» Required work:
1/ In the "Magic Thinking" recap, who plays the salesman Chester?
2/ Quote the "Magic Thinking" recap word for word, starting at "I was left confused" and stopping after "all pretty aimless.".

------ Excerpt

January 9, 2015
Zeitgeisting TV: 'AHS: Freak Show'; Episode 11 - 'Magic Thinking'
Jason St. Amand READ TIME: 10 MIN.
Jason St. Amand:
After a two week hiatus, we're back with the third-to-last episode of "American Horror Story: Freak Show"! For the last few episodes, the season has kept up a great pace and it felt like things were coming together and less cluttered. But things took a turn with "Magic Thinking."
I was left confused with this episode and I'm disappointed we're STILL getting new characters (albeit pretty great characters) with just three episodes left. In past seasons, there was an end in sight: We were guessing who would be the Supreme in "Coven." We wondered how Lana would get Sister Jude out of "Asylum," and we were on edge with how the Harmon family would end up in "Murder House." But where are we going with "Freak Show"? I guess we're waiting to find out how Elsa Mars becomes a legendary TV star (remember in the last episode, which ended about a decade after "Freak Show," Pepper found Elsa on the cover of an old Life magazine). But what about the rest of the troupe? Stanley dies? Jimmy and Maggie end up together? Do we even care? It's all pretty aimless.
This week, we're introduced to wondering crazy salesman Chester (Neil Patrick Harris) and his dummy Marjorie (Jamie Brewer). Chester is desperate to get into the freak show and after Elsa notices he's a math guy, and a WWI vet, she lets him in and plans to hand over the keys to the troupe to him. But little does she know Chester is nuts. So much so, he makes Dandy look sane. And while I think NPH is good at the confused and wounded crazy Chester and Brewer is fantastic (we always said she was one of the best actors in the "AHS" universe) as Marjorie (who maybe is real? I don't know), it's truly dumbfounding as to why they're appearing now, when Ryan Murphy and co. should be wrapping things up. They are shoehorned in and the writers quickly give us the back story and we have no time to get to know them and develop any connection. It's a shame because these are some pretty great newbies.
But Brewer is so good in this episode and gets my golden star (though Michael Chiklis came in a close second - I found the transformation of Dell great and was actually sad and surprised when Elsa blew his brains out after he confessed to killing Ma Petite). Seeing her hunched over, over-killing Chester's wife / wife's lover in that flashback - blood splattered on the wall - brought back some classic "AHS" imagery and reminded me how good this show can be. That's the thing with "Freak Show" - when it hits its lows it still has moments that reel me back in. I also like the use of the dummy in general because "Freak Show" has been weird and dark and not horror. This is one of the few times (maybe besides Dandy and Twisty) that "Freak Show" uses a horror trope.

------------
------ Extracted records

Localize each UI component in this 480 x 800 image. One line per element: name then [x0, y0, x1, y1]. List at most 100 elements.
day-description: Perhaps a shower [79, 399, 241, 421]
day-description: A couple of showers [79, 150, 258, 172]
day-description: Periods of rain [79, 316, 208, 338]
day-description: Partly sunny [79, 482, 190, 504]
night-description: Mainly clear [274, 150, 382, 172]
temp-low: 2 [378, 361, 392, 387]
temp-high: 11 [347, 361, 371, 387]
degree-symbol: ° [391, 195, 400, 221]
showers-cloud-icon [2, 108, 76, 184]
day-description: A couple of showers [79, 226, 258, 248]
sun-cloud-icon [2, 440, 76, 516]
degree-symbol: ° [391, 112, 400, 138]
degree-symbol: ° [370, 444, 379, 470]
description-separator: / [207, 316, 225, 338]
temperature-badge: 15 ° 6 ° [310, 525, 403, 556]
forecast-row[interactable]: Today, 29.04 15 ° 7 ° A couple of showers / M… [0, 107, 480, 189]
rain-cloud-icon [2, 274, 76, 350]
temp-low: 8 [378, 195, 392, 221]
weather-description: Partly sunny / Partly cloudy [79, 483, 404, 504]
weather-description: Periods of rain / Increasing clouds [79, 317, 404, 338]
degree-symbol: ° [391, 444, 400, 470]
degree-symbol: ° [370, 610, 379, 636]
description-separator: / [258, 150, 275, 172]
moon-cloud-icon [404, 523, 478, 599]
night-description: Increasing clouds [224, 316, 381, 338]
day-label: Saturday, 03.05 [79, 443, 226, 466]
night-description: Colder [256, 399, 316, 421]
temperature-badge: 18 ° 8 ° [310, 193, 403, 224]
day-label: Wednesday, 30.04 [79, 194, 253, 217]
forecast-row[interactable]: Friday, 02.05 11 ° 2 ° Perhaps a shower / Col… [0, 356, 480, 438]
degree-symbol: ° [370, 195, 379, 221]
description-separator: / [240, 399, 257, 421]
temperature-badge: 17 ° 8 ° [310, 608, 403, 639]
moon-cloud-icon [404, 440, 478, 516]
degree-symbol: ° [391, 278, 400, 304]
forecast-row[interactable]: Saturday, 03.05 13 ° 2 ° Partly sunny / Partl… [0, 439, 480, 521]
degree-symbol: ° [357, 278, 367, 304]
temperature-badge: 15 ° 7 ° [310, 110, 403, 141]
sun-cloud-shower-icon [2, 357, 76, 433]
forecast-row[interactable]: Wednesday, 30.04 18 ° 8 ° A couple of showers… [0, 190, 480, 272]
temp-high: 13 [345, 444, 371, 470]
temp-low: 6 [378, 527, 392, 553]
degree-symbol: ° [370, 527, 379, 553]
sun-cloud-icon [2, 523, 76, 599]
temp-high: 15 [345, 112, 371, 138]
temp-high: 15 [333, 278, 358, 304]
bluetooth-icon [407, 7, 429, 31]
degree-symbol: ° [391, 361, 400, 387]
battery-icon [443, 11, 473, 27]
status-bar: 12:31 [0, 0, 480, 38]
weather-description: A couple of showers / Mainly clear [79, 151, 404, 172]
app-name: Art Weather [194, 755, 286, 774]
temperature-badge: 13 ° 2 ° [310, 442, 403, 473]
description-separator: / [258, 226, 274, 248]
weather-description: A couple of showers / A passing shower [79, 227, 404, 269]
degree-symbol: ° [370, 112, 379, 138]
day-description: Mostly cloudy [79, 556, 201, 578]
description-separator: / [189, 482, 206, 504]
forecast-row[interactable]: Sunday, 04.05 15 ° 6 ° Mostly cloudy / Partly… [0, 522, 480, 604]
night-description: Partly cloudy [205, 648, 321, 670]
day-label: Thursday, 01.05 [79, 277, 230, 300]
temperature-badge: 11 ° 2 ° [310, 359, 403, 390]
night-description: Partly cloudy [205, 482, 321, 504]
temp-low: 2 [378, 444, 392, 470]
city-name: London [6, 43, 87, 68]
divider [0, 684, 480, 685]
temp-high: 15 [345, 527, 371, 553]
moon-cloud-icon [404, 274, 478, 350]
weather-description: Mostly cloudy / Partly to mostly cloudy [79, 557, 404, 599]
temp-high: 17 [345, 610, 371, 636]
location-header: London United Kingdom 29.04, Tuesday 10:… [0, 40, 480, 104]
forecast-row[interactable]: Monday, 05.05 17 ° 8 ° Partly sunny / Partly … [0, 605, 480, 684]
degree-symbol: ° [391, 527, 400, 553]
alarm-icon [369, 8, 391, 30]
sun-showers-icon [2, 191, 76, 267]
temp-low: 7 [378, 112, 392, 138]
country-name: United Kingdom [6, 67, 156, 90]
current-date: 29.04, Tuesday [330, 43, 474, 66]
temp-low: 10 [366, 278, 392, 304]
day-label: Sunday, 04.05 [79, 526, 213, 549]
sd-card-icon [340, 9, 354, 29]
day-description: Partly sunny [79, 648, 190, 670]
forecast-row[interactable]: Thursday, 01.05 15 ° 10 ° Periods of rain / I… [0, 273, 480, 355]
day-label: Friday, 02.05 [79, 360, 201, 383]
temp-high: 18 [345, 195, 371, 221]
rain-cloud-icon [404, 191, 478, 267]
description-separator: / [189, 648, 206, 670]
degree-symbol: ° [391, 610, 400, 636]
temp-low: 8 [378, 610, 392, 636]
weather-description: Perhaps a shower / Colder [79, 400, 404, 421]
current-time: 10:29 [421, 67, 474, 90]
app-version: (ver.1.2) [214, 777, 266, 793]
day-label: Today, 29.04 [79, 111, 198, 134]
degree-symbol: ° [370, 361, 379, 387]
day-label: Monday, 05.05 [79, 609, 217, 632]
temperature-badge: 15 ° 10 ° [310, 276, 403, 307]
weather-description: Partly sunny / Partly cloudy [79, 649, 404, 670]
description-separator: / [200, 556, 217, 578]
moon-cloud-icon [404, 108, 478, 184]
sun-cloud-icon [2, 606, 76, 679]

------------

» Outputs in order:
1/ Neil Patrick Harris

2/
I was left confused with this episode and I'm disappointed we're STILL getting new characters (albeit pretty great characters) with just three episodes left. In past seasons, there was an end in sight: We were guessing who would be the Supreme in "Coven." We wondered how Lana would get Sister Jude out of "Asylum," and we were on edge with how the Harmon family would end up in "Murder House." But where are we going with "Freak Show"? I guess we're waiting to find out how Elsa Mars becomes a legendary TV star (remember in the last episode, which ended about a decade after "Freak Show," Pepper found Elsa on the cover of an old Life magazine). But what about the rest of the troupe? Stanley dies? Jimmy and Maggie end up together? Do we even care? It's all pretty aimless.